- _Stored rows_

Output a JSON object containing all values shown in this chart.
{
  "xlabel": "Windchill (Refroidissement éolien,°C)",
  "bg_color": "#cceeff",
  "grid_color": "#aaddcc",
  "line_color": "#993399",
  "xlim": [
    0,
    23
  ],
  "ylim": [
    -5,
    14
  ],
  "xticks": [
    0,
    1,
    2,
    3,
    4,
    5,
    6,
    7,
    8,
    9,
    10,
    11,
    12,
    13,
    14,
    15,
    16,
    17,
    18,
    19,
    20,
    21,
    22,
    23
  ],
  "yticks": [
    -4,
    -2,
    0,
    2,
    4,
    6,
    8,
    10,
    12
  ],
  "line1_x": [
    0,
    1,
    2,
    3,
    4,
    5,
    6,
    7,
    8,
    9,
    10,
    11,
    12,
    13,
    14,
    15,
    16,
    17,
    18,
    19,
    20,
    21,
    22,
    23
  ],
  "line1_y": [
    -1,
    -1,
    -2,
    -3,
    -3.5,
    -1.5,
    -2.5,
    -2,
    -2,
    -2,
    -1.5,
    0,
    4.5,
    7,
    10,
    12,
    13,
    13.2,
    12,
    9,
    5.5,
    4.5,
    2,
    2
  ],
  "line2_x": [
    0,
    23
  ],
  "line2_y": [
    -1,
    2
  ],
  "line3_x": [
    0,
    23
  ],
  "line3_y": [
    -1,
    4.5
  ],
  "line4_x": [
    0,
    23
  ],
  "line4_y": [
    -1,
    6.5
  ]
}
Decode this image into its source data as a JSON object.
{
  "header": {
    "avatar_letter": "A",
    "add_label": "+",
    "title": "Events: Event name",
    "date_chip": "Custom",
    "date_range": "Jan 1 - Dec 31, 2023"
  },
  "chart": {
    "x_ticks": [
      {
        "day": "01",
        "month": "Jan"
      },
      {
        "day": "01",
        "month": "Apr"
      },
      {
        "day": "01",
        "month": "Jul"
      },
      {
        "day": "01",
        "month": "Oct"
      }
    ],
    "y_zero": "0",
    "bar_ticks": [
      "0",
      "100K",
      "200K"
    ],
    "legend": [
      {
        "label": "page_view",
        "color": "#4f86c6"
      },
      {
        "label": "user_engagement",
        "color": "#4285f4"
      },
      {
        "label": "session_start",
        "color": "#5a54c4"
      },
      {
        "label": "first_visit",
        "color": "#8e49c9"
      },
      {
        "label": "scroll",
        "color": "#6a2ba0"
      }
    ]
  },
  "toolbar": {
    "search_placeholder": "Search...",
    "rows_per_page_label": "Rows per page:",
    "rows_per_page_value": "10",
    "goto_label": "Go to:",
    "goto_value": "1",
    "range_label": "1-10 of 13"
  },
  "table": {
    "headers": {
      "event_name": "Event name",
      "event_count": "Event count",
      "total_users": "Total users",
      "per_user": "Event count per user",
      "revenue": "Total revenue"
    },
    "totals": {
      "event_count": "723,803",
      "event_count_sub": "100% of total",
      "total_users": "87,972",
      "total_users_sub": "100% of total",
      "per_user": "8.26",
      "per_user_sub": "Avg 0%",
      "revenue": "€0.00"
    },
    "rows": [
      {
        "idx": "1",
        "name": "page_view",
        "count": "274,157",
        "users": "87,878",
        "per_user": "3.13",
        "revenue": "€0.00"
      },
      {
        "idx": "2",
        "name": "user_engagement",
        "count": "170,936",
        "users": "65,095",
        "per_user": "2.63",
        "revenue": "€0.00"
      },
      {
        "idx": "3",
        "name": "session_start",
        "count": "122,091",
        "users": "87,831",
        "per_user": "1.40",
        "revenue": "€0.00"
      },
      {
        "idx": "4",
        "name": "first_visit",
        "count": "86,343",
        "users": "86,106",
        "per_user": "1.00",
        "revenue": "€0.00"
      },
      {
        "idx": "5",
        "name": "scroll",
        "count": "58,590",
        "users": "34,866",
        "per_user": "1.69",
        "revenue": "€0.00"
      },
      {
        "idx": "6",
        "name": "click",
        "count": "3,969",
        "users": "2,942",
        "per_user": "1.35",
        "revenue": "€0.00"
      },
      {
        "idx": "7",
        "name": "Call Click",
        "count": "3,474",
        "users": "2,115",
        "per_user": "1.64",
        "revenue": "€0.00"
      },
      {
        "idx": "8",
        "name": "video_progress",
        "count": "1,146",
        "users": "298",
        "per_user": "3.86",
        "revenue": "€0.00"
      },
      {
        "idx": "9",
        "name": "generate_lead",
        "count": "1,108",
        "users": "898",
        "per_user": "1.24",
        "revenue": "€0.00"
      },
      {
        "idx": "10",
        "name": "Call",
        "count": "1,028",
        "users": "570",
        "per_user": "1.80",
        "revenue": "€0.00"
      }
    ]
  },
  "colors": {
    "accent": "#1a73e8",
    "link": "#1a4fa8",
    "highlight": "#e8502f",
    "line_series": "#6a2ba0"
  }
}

- _Your instructions_
Using the listing, collect all lines in which the string "JSON" is found.

- _Full output_
Output a JSON object containing all values shown in this chart.
Decode this image into its source data as a JSON object.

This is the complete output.